◆ **RECORDS SHOWN**:
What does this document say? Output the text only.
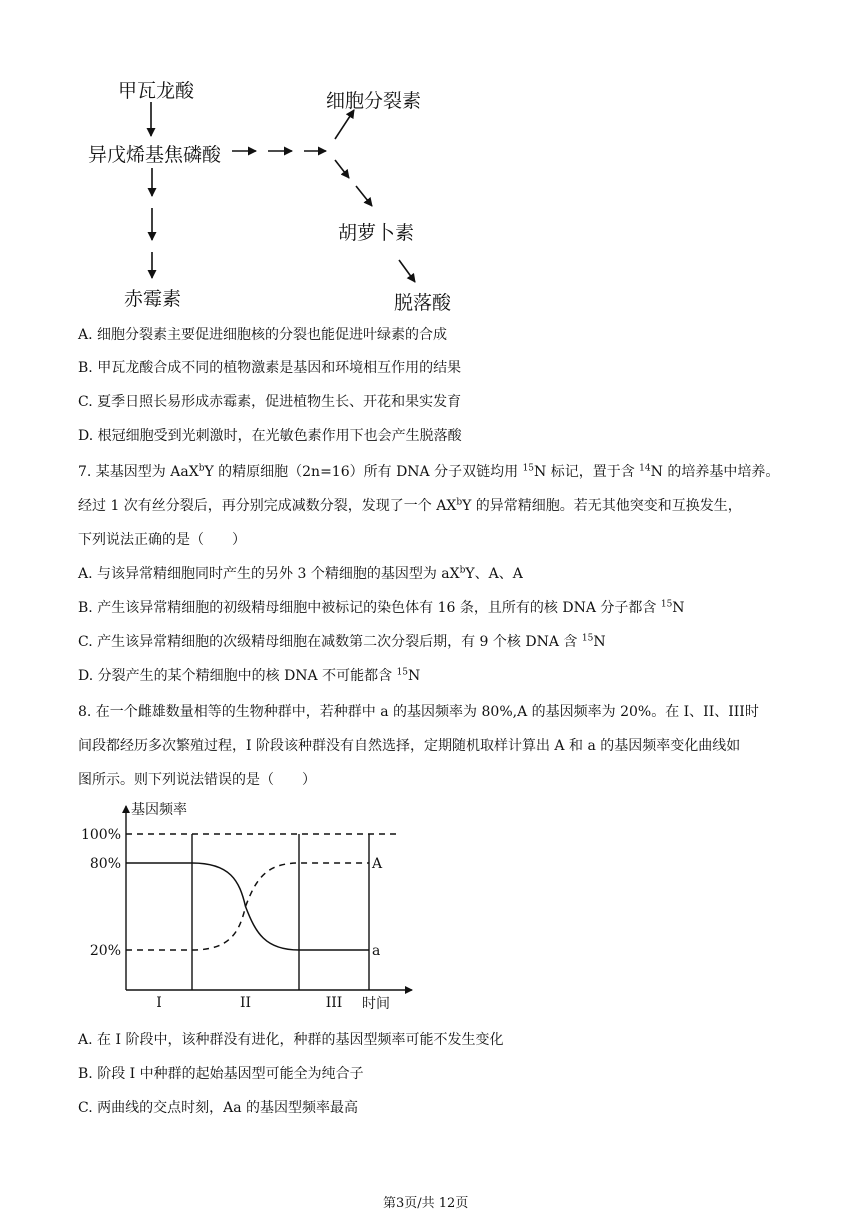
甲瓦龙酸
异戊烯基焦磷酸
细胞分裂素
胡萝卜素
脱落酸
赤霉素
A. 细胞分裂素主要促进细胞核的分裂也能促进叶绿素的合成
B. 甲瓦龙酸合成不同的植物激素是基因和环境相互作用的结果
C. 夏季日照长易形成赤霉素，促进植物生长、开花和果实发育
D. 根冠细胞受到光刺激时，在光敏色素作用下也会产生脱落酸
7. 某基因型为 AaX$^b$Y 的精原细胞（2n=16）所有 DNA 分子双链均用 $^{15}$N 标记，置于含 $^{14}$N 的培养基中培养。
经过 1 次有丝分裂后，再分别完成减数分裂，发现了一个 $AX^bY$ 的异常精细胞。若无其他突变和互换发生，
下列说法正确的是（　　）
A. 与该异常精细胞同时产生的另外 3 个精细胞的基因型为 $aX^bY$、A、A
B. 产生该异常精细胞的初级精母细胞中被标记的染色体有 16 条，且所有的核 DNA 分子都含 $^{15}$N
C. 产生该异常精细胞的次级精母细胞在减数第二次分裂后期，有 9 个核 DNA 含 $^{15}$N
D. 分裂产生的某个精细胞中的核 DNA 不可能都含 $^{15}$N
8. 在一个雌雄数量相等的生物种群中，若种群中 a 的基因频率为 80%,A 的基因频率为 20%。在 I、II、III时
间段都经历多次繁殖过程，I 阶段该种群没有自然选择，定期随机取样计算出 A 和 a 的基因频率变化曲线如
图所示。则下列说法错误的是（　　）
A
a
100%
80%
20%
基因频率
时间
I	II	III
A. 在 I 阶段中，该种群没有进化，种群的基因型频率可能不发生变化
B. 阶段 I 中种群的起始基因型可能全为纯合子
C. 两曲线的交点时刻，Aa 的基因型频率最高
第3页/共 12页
* * *
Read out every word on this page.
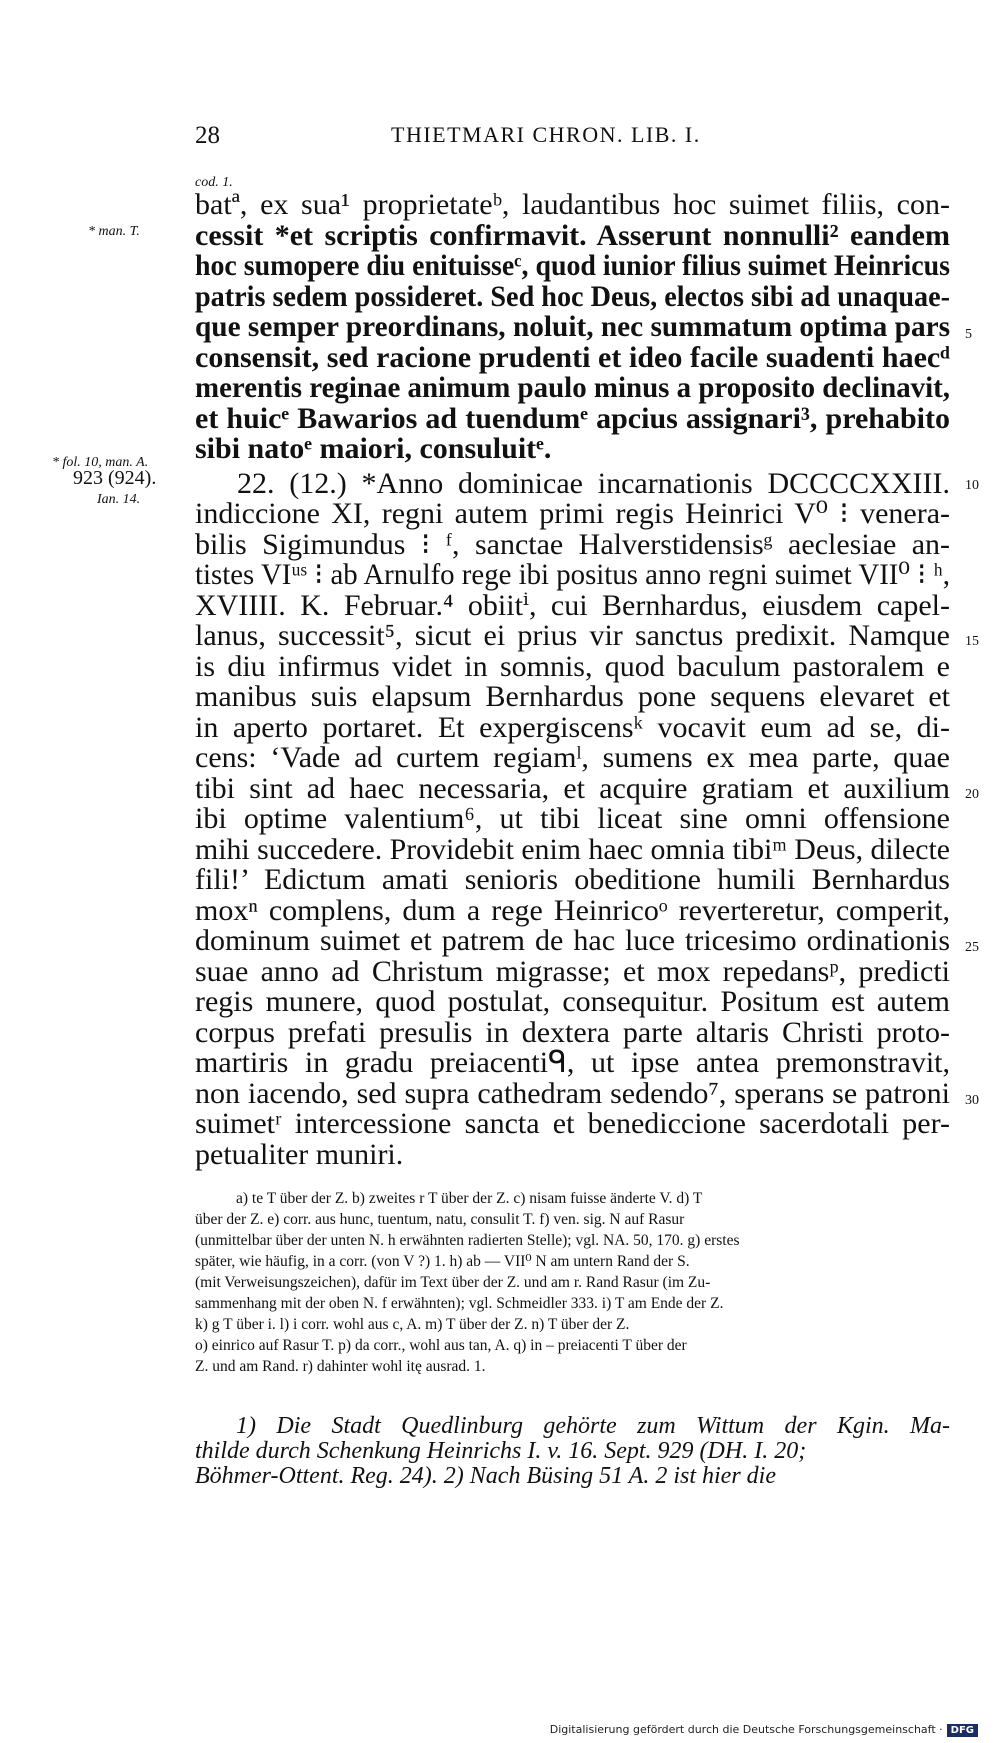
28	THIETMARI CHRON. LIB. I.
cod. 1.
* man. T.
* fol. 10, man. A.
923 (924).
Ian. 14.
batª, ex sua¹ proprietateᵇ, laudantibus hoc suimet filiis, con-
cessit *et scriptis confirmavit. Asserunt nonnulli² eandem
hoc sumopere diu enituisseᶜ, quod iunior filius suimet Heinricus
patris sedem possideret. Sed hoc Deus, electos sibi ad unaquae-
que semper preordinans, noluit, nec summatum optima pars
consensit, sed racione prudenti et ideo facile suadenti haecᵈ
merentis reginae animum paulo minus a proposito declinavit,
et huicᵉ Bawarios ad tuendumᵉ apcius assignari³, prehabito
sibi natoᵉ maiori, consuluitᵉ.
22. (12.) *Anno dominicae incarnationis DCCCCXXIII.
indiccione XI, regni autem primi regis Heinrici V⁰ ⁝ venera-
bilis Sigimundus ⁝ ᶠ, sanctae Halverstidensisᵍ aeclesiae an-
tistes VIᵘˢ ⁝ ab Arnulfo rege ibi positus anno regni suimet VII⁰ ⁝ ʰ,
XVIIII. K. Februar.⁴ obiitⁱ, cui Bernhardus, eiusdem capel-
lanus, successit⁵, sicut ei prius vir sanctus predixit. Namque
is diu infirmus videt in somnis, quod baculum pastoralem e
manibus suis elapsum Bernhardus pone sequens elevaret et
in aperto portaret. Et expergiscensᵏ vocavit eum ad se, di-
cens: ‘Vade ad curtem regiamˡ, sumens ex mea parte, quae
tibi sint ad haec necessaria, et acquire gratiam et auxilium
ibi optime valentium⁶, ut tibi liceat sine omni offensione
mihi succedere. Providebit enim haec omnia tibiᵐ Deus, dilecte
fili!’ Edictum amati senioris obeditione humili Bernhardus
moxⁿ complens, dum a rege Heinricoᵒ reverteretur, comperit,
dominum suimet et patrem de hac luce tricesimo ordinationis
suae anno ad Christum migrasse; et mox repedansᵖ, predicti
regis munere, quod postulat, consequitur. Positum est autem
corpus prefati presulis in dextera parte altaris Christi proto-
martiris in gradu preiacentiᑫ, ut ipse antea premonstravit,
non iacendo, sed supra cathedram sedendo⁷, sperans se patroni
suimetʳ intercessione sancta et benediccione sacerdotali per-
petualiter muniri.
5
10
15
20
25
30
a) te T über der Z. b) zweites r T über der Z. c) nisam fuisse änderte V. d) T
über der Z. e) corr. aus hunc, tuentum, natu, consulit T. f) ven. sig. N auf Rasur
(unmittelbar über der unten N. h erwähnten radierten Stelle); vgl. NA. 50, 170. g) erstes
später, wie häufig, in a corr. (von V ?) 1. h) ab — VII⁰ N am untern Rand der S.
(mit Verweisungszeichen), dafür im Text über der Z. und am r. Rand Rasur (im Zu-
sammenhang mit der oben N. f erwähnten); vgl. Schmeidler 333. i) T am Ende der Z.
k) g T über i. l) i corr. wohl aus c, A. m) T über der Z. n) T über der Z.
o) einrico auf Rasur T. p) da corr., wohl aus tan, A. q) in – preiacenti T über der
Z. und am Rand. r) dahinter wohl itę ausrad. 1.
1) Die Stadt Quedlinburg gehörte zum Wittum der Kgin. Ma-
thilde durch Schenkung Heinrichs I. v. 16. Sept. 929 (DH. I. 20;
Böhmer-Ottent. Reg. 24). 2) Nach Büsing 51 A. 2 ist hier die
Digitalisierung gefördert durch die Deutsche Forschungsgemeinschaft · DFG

◆ **SHORT EXERCISE**: Take each line of the material that contains the word "autem" and list it.

◆ **EXERCISE RESULT**:
indiccione XI, regni autem primi regis Heinrici V⁰ ⁝ venera-
regis munere, quod postulat, consequitur. Positum est autem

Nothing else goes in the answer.